### Task details
Search the material for the string "intercept", then return every line where it is found.

### Data lines
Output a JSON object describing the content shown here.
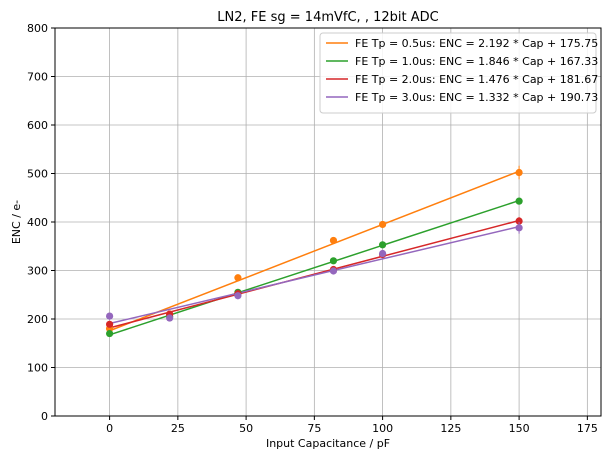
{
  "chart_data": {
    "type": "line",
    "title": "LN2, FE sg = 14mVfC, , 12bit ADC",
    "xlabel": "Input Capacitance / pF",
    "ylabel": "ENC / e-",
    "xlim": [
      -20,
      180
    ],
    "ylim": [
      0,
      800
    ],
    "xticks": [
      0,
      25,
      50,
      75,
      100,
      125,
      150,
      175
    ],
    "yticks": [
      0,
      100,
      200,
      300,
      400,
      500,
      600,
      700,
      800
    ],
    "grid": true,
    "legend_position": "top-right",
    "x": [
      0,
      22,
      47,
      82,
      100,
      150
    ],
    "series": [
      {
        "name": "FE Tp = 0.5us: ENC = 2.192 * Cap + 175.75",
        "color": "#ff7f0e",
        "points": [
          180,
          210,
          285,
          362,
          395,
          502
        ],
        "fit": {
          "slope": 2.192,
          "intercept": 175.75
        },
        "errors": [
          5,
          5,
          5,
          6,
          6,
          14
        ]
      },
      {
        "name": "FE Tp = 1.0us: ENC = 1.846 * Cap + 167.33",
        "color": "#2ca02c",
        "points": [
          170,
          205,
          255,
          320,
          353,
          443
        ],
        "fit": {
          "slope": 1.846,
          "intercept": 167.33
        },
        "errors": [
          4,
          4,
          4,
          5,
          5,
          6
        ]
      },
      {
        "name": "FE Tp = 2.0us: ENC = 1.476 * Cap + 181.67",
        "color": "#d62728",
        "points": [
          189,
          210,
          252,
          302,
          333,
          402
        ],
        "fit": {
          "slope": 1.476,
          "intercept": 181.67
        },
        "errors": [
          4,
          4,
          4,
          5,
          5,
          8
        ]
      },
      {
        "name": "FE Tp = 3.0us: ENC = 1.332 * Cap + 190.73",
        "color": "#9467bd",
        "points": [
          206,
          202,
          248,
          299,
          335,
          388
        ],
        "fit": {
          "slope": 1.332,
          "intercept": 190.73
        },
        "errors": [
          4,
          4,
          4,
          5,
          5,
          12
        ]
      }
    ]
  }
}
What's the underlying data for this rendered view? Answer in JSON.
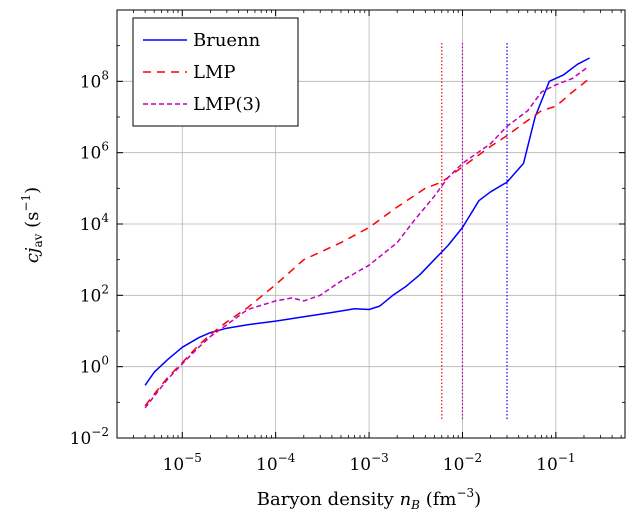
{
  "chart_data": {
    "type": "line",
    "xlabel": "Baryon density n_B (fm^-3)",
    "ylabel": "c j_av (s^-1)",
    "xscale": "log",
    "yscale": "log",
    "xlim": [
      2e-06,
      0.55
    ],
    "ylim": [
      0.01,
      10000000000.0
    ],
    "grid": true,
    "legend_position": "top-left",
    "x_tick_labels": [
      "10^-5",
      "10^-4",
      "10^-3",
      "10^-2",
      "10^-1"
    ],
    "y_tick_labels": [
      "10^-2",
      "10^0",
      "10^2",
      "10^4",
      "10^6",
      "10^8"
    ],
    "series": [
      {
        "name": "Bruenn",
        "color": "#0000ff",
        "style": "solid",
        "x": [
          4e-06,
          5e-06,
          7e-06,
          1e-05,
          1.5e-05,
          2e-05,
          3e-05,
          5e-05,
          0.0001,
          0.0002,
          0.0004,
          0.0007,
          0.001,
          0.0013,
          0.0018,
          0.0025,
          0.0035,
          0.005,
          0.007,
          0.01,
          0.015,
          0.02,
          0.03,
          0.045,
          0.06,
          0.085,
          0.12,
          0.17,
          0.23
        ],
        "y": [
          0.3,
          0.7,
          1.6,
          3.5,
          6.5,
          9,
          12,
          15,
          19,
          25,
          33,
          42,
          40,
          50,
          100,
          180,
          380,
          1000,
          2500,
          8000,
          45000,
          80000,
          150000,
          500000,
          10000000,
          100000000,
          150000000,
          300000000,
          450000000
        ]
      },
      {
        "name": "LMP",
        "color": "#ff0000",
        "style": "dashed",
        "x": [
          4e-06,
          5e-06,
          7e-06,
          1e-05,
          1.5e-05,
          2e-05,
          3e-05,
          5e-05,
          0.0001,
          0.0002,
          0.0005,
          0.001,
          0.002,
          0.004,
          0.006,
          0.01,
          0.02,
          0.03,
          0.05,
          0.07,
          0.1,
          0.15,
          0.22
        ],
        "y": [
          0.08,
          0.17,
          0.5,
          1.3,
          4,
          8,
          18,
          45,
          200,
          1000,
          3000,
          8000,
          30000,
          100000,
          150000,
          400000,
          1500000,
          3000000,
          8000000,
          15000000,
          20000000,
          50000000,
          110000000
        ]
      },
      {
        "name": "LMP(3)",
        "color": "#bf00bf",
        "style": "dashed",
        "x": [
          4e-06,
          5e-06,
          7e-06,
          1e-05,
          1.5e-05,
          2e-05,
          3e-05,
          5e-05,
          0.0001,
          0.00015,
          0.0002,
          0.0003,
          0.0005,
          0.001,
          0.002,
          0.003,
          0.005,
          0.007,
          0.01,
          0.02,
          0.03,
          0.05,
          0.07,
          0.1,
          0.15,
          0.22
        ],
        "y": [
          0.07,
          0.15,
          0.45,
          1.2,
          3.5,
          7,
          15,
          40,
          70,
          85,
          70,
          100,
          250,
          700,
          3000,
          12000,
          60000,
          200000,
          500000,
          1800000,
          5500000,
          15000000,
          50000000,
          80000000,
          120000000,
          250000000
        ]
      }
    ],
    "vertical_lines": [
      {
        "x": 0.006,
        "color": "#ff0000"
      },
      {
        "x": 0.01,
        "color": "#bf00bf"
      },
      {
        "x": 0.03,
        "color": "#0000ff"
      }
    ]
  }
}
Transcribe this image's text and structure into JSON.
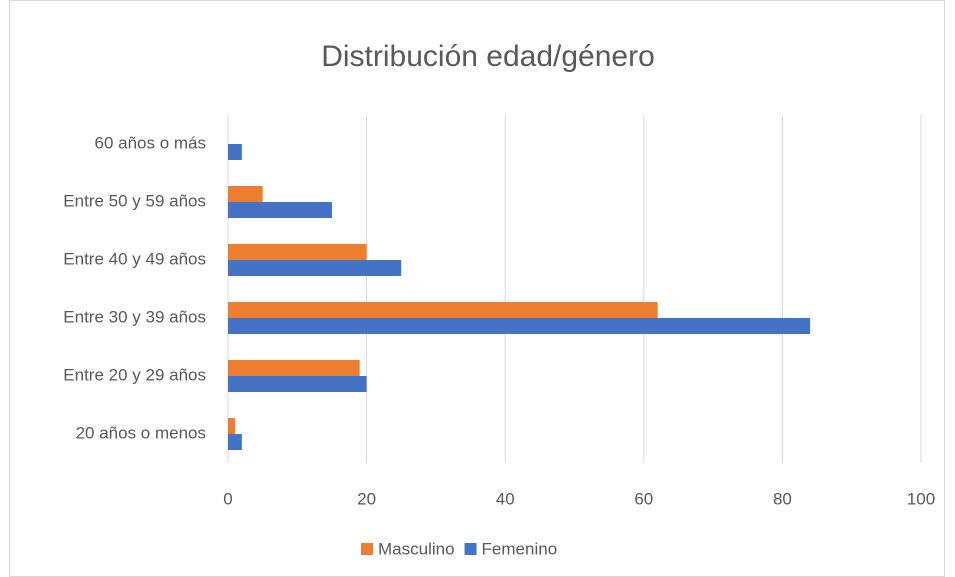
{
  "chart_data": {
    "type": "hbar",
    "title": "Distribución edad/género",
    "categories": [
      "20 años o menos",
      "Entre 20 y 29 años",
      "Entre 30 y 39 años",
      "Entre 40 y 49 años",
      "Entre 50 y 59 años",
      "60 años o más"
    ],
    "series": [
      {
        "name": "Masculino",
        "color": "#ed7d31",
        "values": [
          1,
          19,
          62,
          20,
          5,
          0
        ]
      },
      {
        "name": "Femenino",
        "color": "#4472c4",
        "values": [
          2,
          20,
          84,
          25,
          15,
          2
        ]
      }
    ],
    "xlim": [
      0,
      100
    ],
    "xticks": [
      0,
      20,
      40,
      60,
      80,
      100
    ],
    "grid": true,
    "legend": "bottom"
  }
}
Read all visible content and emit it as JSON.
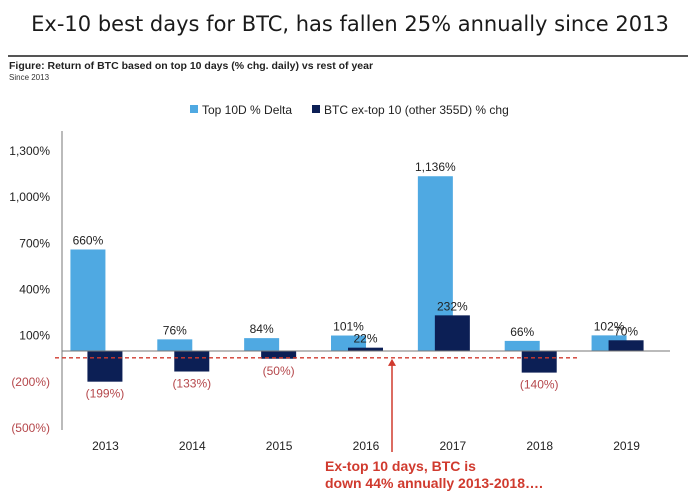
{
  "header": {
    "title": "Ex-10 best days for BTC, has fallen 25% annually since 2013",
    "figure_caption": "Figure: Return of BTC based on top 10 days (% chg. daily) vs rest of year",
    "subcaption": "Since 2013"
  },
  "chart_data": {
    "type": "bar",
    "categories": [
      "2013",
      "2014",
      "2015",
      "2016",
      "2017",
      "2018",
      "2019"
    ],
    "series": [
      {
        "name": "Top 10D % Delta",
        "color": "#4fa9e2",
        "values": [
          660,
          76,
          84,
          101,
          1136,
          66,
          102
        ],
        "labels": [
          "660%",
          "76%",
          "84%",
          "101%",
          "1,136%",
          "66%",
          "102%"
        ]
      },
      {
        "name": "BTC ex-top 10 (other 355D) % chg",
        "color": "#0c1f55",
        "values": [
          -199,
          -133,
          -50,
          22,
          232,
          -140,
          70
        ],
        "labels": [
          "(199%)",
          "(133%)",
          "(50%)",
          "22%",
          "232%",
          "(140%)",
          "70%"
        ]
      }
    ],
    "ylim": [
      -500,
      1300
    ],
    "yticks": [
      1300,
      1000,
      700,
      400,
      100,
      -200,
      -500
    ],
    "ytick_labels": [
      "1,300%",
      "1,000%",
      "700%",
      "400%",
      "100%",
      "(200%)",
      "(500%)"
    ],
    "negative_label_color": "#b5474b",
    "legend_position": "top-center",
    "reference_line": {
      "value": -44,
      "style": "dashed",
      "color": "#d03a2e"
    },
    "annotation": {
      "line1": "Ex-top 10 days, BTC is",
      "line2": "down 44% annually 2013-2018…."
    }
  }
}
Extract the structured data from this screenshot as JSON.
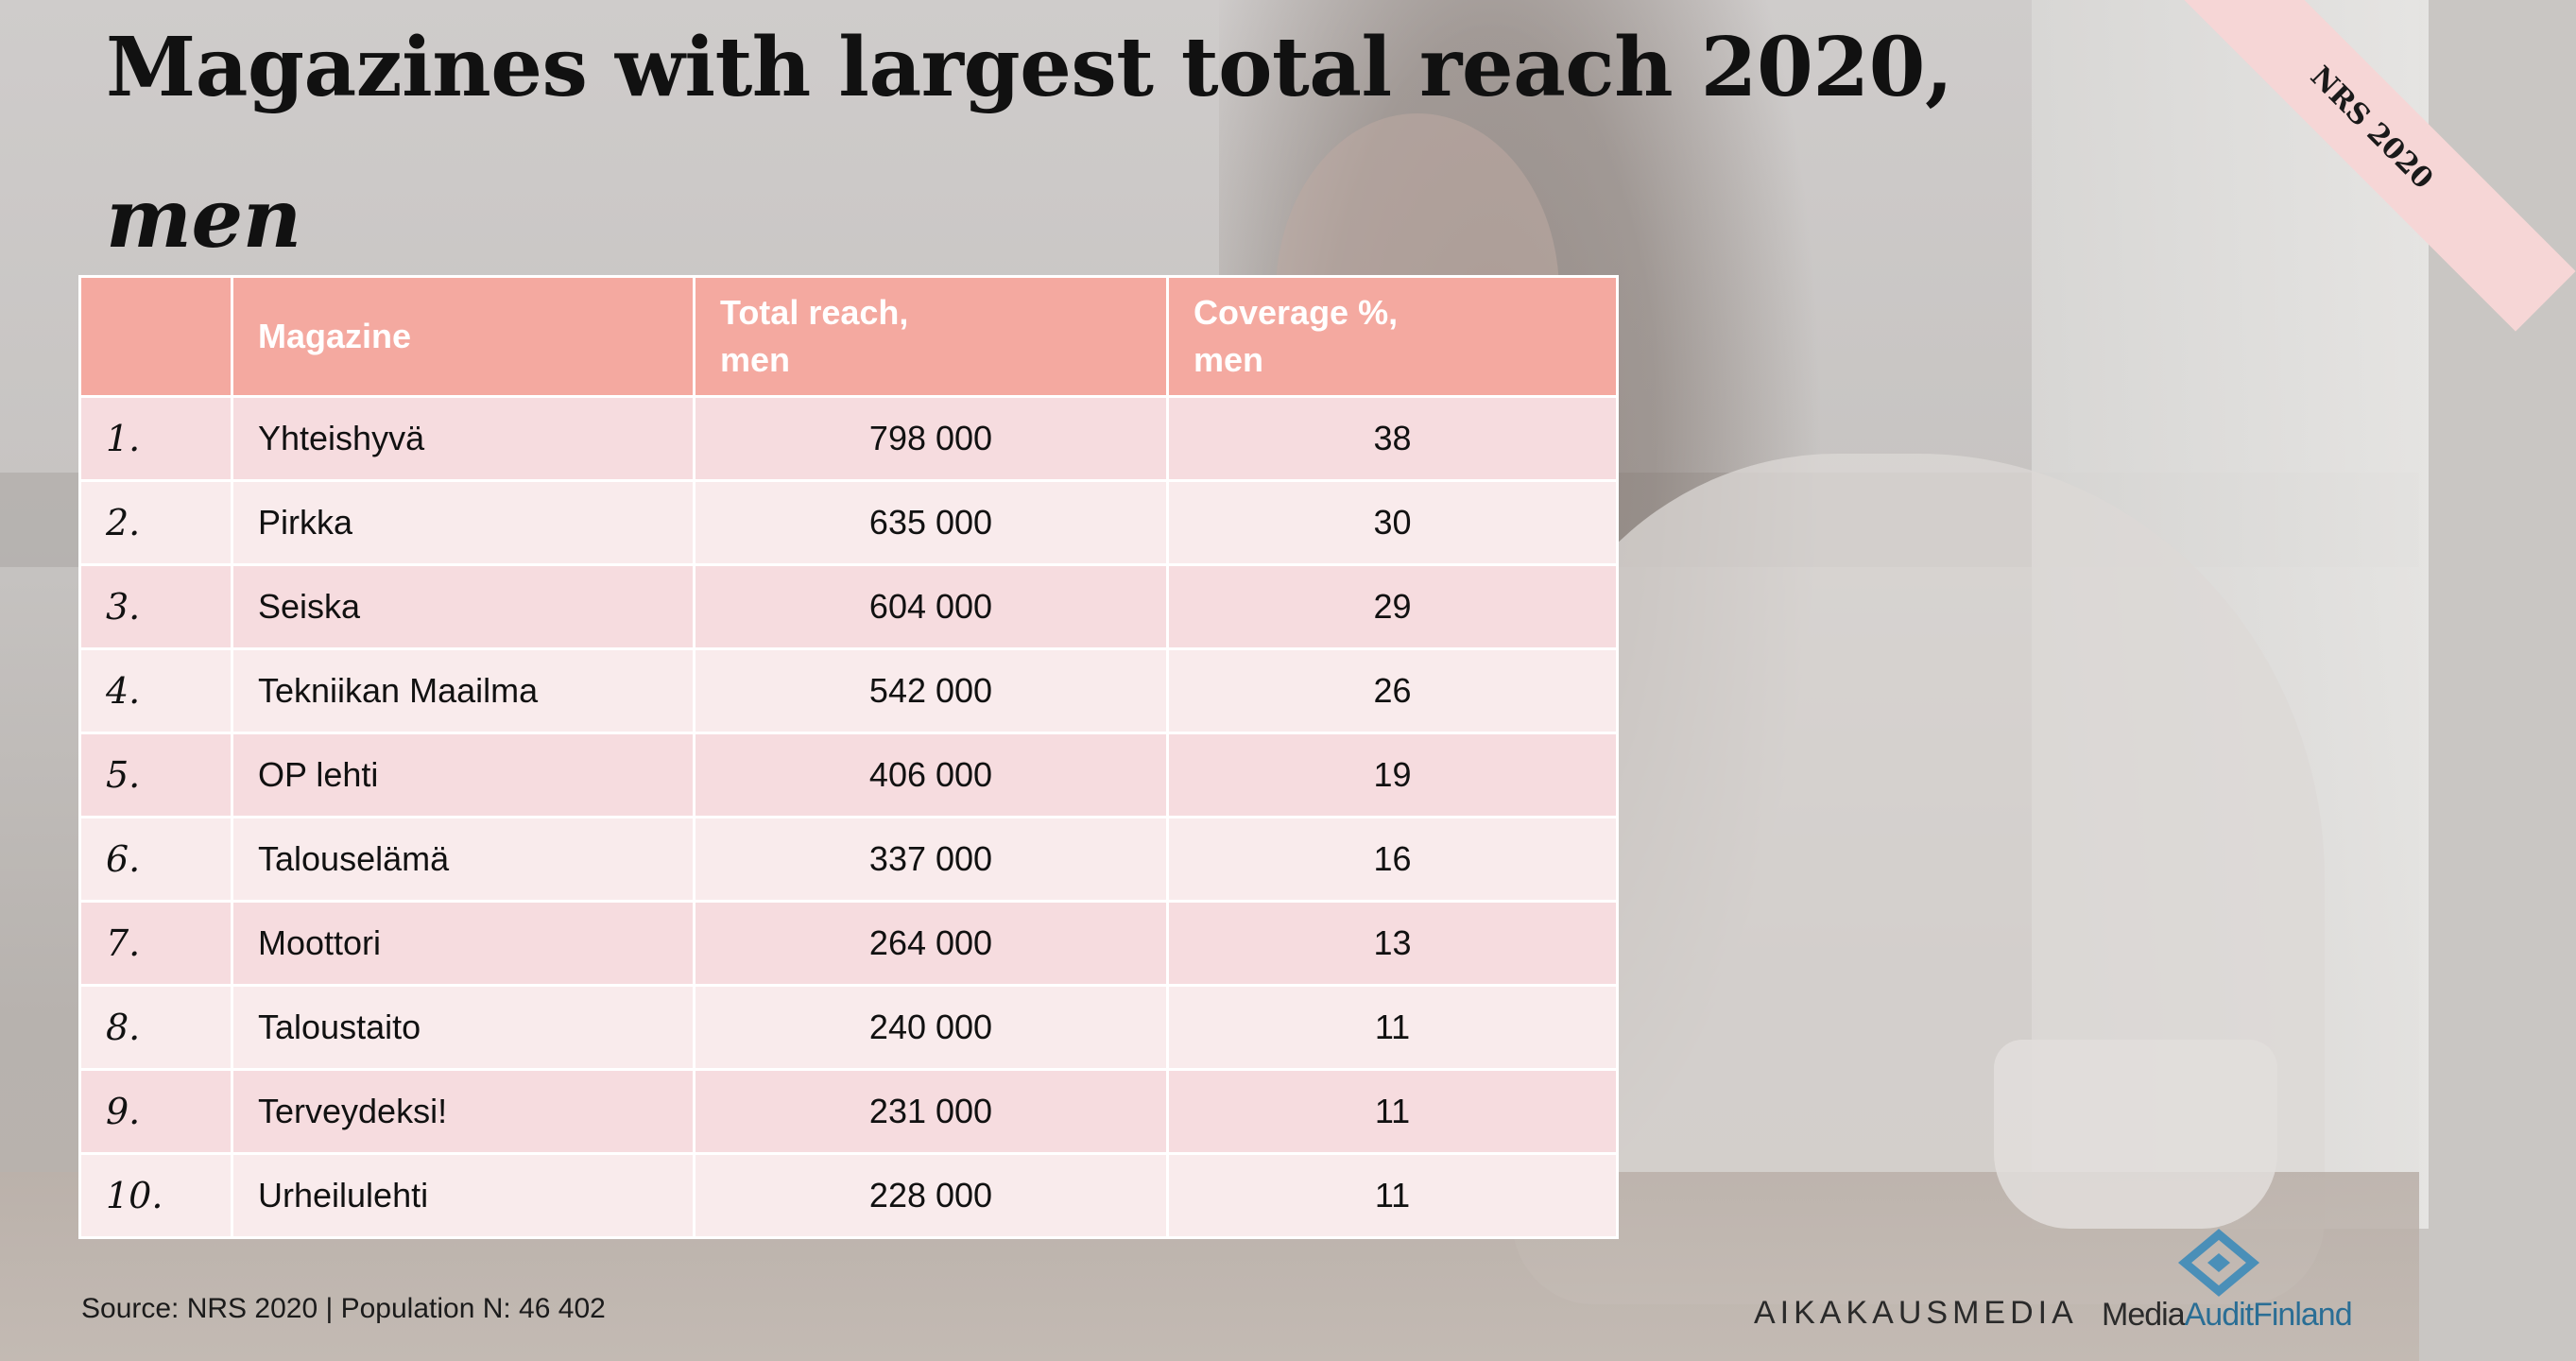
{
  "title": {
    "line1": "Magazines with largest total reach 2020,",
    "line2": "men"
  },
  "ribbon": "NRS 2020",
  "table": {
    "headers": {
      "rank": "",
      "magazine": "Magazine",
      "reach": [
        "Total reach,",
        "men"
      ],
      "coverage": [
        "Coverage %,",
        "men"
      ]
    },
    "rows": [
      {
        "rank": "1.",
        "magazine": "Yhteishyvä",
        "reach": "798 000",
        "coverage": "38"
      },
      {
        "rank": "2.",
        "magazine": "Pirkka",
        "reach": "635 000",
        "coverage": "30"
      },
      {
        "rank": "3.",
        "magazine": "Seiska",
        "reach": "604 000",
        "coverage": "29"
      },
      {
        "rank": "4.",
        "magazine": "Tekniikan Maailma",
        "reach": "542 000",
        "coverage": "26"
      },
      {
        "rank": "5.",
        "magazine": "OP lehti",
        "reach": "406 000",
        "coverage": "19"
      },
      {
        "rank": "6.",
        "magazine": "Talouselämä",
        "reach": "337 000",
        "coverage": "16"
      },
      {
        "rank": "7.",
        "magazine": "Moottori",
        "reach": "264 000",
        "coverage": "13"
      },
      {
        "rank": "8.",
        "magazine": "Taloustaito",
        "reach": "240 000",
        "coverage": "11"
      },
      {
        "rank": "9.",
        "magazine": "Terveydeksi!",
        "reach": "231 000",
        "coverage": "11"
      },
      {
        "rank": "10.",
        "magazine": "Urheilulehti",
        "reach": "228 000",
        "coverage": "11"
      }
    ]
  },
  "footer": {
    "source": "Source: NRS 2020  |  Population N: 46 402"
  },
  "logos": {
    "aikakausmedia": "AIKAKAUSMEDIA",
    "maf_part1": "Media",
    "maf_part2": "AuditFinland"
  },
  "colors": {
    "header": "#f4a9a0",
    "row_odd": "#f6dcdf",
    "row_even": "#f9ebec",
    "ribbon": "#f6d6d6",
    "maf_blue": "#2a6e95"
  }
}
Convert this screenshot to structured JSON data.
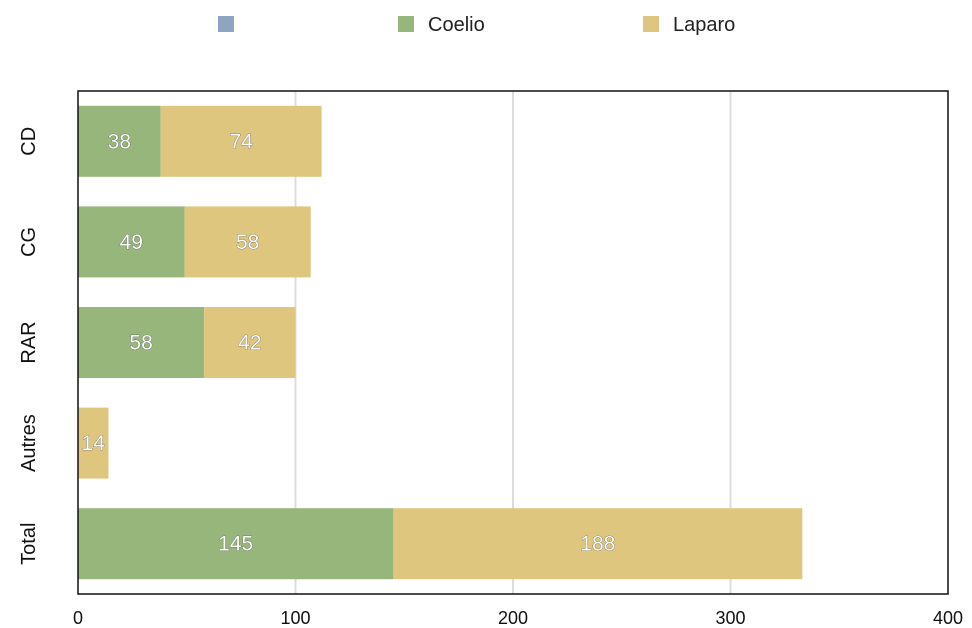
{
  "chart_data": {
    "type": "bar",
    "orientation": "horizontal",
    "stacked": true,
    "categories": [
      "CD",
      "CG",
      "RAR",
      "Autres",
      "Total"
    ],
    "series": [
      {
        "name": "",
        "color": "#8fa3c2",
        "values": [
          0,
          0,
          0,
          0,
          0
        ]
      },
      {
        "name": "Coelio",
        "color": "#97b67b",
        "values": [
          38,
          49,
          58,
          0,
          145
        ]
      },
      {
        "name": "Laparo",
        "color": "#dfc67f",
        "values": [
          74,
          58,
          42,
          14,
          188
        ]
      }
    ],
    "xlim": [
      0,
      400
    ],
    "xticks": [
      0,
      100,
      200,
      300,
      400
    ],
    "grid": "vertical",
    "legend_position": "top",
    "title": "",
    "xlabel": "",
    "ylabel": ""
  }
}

### Answer for the task
          "intercept": 175.75
          "intercept": 167.33
          "intercept": 181.67
          "intercept": 190.73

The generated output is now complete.